Copy every line that holds "stars".

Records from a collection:
· · · · · · ·
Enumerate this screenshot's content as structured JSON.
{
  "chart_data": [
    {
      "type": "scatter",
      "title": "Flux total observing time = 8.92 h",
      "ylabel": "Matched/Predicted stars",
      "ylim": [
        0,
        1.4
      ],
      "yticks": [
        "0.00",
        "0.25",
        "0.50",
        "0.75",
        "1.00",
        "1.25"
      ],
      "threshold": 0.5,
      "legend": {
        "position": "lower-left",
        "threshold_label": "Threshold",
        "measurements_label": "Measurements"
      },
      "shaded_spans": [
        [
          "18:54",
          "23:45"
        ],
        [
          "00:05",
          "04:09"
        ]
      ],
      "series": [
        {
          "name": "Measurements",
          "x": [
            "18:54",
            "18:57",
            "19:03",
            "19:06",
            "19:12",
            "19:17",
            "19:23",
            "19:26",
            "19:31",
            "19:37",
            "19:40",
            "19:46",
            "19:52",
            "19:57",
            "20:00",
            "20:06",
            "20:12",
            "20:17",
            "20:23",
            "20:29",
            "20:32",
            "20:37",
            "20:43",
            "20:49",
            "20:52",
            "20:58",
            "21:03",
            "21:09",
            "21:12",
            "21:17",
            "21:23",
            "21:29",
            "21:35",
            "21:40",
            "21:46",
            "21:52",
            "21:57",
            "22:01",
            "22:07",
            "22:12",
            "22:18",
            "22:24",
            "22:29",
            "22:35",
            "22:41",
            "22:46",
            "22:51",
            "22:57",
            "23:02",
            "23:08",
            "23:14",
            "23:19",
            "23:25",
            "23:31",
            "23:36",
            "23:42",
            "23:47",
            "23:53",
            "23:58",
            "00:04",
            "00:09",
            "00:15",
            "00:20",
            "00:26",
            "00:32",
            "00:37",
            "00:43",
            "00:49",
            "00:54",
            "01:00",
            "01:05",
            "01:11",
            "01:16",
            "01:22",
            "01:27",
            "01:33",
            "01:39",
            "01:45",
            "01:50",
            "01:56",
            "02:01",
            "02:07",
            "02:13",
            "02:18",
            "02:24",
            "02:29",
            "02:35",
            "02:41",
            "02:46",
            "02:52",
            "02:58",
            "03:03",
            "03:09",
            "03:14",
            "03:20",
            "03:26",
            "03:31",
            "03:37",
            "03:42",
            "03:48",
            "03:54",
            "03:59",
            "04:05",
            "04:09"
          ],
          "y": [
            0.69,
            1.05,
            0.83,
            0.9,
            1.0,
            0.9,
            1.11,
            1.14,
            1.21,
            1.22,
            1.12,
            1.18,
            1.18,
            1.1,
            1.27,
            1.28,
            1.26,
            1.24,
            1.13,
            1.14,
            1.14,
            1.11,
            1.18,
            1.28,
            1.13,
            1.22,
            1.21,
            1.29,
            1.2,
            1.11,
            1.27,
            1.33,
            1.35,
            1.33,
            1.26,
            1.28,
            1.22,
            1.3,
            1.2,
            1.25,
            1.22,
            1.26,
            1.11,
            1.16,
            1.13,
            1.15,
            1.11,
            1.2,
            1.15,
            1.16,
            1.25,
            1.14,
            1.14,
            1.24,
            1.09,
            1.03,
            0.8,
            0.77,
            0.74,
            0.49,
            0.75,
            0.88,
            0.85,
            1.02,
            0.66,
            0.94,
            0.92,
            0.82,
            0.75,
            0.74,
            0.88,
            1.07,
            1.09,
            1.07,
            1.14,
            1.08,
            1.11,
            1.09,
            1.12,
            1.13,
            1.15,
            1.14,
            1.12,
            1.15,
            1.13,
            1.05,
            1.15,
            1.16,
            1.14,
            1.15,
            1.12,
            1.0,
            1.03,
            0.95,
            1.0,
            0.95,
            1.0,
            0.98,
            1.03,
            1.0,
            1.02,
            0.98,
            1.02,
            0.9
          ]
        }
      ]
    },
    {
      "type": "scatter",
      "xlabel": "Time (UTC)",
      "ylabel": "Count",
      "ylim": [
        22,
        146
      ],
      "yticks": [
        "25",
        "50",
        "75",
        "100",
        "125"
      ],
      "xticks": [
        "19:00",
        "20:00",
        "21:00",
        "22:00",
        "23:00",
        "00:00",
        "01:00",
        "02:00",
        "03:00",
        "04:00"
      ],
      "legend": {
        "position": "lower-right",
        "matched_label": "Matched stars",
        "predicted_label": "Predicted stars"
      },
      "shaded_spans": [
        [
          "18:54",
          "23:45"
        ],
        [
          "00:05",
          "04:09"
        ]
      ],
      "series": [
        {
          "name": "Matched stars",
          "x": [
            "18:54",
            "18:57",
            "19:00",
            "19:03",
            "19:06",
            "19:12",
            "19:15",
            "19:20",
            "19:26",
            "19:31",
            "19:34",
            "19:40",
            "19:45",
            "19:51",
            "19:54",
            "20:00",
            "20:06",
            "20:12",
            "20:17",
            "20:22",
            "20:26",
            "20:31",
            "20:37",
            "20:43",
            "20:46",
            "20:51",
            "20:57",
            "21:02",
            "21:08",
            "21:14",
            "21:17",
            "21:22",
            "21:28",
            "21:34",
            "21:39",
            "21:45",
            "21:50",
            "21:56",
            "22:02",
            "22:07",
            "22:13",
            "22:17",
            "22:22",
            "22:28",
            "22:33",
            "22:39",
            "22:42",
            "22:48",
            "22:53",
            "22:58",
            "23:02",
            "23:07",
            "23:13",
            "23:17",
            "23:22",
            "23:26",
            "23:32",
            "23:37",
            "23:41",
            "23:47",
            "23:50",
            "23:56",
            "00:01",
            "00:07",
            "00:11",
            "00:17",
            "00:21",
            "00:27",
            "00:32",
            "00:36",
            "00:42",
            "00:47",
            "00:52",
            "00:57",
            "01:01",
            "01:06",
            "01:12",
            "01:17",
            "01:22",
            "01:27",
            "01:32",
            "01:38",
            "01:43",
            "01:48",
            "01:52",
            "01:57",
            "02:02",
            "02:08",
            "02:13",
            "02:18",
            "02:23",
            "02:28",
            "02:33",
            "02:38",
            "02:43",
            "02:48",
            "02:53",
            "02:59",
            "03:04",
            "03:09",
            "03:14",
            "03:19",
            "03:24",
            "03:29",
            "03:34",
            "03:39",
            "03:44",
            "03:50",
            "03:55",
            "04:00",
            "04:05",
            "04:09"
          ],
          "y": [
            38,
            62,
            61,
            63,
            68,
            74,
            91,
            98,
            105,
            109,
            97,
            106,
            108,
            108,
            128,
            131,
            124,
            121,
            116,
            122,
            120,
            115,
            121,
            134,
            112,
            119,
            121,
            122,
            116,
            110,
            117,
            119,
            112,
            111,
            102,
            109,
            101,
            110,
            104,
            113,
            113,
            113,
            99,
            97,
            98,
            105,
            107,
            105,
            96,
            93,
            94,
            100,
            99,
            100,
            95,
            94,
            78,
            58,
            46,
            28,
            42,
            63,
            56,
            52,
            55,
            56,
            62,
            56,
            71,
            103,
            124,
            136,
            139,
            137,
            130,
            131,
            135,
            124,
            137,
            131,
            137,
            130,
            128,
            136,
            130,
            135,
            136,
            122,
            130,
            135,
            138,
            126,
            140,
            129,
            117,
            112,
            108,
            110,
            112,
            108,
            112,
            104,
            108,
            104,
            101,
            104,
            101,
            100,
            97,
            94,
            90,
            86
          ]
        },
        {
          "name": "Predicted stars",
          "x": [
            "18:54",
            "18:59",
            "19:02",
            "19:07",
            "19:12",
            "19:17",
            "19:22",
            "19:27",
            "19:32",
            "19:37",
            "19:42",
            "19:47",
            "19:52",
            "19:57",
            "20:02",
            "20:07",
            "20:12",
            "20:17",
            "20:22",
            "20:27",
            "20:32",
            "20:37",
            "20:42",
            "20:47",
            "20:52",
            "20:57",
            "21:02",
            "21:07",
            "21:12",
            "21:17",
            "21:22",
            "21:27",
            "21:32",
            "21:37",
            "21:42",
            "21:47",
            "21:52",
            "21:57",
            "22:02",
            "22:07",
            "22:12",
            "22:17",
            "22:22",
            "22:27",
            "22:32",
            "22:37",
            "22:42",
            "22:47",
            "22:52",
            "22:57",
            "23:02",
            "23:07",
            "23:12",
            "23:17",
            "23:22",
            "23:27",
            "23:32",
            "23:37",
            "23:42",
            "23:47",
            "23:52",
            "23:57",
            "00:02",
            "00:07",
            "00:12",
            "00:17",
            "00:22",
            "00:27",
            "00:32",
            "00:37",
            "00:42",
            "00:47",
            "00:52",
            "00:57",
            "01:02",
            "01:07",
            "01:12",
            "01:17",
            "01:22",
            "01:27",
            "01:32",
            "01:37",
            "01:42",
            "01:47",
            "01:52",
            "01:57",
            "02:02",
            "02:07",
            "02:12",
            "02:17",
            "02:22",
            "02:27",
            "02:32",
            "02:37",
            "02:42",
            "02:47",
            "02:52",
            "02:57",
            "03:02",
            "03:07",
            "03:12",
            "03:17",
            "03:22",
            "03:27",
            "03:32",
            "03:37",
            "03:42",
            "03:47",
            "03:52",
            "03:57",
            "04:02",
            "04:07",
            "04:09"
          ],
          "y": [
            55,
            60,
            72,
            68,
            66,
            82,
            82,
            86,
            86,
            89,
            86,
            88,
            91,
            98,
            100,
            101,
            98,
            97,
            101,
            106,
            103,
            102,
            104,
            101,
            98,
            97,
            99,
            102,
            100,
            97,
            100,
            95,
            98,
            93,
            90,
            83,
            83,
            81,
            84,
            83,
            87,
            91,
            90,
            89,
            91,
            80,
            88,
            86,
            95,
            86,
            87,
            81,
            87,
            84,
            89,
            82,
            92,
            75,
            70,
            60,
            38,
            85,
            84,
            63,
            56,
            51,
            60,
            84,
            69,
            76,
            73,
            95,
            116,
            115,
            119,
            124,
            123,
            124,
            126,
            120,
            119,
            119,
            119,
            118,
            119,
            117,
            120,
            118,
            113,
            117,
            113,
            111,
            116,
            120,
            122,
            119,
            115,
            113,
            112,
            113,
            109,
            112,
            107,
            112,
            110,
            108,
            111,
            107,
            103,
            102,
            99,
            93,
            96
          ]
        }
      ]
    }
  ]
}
· · · · · · ·
__EXERCISE RESULT__.
      "ylabel": "Matched/Predicted stars",
        "matched_label": "Matched stars",
        "predicted_label": "Predicted stars"
          "name": "Matched stars",
          "name": "Predicted stars",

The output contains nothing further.